Given problem –
Look through the records below, and copy out every line that holds the string "Burden".

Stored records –
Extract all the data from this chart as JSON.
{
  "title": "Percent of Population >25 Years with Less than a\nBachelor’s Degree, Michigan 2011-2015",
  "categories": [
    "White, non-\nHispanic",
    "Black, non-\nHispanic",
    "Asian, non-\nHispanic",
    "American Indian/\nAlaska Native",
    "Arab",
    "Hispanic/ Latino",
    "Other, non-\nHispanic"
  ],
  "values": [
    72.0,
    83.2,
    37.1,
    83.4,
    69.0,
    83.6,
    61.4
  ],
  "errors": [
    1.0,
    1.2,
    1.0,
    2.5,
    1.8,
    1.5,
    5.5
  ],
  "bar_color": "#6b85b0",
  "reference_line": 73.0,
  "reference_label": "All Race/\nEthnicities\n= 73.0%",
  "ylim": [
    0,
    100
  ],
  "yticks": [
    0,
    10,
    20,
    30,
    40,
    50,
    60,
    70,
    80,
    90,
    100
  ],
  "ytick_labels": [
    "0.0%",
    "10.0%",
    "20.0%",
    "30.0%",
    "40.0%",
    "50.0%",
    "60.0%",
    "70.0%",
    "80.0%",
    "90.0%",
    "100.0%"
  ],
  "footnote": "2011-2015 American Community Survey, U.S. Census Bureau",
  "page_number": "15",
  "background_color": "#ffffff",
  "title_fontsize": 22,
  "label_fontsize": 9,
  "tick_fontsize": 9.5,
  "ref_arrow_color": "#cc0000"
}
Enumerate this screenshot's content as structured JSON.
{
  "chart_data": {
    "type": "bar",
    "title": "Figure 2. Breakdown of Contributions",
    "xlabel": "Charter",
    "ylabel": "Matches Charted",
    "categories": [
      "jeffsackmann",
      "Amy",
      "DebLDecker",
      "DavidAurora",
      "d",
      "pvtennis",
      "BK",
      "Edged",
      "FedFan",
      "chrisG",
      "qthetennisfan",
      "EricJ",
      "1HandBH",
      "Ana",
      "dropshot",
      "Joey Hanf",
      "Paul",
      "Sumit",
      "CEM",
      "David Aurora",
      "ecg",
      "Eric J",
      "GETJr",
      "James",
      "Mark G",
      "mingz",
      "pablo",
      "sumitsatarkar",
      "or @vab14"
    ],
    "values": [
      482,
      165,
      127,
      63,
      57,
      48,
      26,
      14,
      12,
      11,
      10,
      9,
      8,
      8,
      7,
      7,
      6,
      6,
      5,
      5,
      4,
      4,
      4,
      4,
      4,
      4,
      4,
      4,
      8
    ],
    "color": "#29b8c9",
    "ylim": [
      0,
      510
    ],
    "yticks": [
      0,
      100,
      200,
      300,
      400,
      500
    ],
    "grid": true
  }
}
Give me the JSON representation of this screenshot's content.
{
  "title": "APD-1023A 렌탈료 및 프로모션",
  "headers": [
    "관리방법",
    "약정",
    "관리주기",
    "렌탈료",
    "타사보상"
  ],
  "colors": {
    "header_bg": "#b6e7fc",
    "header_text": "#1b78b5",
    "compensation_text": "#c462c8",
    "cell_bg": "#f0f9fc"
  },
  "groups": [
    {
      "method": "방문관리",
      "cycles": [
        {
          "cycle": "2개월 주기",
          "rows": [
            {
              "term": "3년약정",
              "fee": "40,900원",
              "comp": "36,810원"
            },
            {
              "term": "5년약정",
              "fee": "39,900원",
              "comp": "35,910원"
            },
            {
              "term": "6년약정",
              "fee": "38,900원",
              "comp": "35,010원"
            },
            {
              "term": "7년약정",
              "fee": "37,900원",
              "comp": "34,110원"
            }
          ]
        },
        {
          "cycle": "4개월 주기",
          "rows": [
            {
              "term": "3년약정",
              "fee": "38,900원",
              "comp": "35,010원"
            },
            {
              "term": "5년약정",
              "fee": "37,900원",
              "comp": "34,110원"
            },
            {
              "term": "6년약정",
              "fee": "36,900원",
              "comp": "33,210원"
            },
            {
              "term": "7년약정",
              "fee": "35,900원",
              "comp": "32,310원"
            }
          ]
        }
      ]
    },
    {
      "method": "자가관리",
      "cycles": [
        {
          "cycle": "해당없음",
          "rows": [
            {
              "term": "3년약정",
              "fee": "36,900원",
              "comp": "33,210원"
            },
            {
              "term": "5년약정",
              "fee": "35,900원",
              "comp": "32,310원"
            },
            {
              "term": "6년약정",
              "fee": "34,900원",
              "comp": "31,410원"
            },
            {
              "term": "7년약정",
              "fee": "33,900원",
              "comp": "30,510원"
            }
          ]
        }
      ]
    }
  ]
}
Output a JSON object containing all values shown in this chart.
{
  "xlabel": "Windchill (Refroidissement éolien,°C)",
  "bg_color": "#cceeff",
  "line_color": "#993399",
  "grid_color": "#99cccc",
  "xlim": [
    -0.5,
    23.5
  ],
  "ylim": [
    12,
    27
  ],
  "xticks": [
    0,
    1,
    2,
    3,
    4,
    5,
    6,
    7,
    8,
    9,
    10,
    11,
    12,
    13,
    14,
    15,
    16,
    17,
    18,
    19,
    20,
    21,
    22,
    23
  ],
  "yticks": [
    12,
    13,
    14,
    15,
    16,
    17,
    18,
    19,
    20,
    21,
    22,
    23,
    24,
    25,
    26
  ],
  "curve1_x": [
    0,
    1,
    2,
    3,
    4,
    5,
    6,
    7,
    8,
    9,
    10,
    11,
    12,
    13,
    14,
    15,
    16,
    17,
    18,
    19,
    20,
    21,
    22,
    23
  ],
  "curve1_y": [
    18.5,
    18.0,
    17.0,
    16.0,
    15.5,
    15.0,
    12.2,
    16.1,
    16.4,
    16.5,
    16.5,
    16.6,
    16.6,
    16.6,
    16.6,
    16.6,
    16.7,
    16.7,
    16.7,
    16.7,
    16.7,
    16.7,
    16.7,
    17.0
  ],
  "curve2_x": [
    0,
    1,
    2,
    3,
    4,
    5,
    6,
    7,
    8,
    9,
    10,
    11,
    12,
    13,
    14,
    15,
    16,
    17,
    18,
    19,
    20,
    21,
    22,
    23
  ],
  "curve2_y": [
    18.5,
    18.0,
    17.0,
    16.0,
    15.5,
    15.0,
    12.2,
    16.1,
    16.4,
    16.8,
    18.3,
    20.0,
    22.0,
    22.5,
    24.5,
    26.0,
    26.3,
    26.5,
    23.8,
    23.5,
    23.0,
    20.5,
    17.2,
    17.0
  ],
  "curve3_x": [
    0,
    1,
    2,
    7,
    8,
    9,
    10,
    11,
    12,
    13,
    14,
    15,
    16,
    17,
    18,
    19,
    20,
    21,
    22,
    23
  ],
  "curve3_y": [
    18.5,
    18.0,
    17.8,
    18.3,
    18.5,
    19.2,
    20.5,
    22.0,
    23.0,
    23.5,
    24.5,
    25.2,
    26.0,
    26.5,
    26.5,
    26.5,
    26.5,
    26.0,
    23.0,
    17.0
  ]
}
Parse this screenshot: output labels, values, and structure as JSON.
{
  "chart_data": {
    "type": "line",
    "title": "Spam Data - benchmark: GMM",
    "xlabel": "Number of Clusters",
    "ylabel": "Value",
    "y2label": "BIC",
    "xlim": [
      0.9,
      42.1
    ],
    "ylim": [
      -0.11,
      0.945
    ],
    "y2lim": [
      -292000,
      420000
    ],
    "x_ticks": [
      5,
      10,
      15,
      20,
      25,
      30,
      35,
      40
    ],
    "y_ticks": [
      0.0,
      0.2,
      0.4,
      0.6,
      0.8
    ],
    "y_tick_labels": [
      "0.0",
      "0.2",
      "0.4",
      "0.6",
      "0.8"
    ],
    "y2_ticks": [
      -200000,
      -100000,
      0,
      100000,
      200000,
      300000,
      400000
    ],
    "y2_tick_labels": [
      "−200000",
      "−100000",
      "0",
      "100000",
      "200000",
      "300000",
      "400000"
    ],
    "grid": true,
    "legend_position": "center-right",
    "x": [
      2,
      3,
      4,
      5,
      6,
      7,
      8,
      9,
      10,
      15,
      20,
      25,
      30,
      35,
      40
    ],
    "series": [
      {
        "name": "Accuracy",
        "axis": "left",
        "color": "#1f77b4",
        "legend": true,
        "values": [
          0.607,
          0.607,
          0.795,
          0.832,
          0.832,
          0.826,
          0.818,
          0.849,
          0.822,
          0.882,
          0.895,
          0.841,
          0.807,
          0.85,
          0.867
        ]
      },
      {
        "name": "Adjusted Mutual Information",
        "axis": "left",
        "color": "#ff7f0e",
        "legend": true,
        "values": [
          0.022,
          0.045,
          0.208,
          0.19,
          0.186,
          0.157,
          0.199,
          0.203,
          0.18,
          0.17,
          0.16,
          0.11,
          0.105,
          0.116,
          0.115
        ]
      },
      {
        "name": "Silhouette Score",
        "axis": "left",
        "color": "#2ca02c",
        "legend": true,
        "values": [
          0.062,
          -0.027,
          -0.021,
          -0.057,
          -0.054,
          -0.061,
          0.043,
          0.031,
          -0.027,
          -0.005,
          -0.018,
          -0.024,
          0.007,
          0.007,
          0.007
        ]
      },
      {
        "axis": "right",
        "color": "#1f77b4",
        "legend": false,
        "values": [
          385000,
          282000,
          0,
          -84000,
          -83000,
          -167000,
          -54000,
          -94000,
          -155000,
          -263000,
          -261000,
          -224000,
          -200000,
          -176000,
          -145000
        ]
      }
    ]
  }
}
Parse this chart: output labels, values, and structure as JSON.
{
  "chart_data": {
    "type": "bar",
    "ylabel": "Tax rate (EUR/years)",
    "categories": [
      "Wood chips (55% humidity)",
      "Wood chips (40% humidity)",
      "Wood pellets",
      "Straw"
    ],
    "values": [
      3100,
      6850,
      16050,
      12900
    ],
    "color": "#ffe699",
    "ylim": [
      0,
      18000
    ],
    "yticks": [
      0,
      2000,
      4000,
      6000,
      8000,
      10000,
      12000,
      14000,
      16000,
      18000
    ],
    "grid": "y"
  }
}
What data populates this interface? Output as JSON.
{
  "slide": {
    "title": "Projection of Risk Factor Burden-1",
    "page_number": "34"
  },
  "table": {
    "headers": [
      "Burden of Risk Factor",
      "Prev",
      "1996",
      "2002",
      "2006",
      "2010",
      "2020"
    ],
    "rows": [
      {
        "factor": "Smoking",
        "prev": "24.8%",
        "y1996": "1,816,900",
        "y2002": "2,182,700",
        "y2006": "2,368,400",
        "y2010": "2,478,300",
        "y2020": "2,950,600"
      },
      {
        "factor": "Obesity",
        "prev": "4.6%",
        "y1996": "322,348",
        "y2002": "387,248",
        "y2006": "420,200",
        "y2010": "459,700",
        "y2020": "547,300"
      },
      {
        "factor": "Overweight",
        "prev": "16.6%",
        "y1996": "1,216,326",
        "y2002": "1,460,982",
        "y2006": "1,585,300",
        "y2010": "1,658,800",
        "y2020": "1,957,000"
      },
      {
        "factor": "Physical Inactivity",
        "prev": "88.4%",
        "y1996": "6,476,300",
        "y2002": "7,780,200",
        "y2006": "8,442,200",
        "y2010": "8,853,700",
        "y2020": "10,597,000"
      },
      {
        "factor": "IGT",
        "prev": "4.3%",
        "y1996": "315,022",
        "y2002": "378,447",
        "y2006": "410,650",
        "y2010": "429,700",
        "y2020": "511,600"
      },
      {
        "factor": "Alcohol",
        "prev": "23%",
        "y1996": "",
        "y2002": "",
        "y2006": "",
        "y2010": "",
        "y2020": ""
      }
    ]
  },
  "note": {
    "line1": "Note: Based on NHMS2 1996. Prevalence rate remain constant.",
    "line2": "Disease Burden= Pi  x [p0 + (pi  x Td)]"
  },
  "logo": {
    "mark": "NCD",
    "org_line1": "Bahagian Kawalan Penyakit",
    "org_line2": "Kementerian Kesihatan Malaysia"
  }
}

Written response –
    "title": "Projection of Risk Factor Burden-1",
      "Burden of Risk Factor",
    "line2": "Disease Burden= Pi  x [p0 + (pi  x Td)]"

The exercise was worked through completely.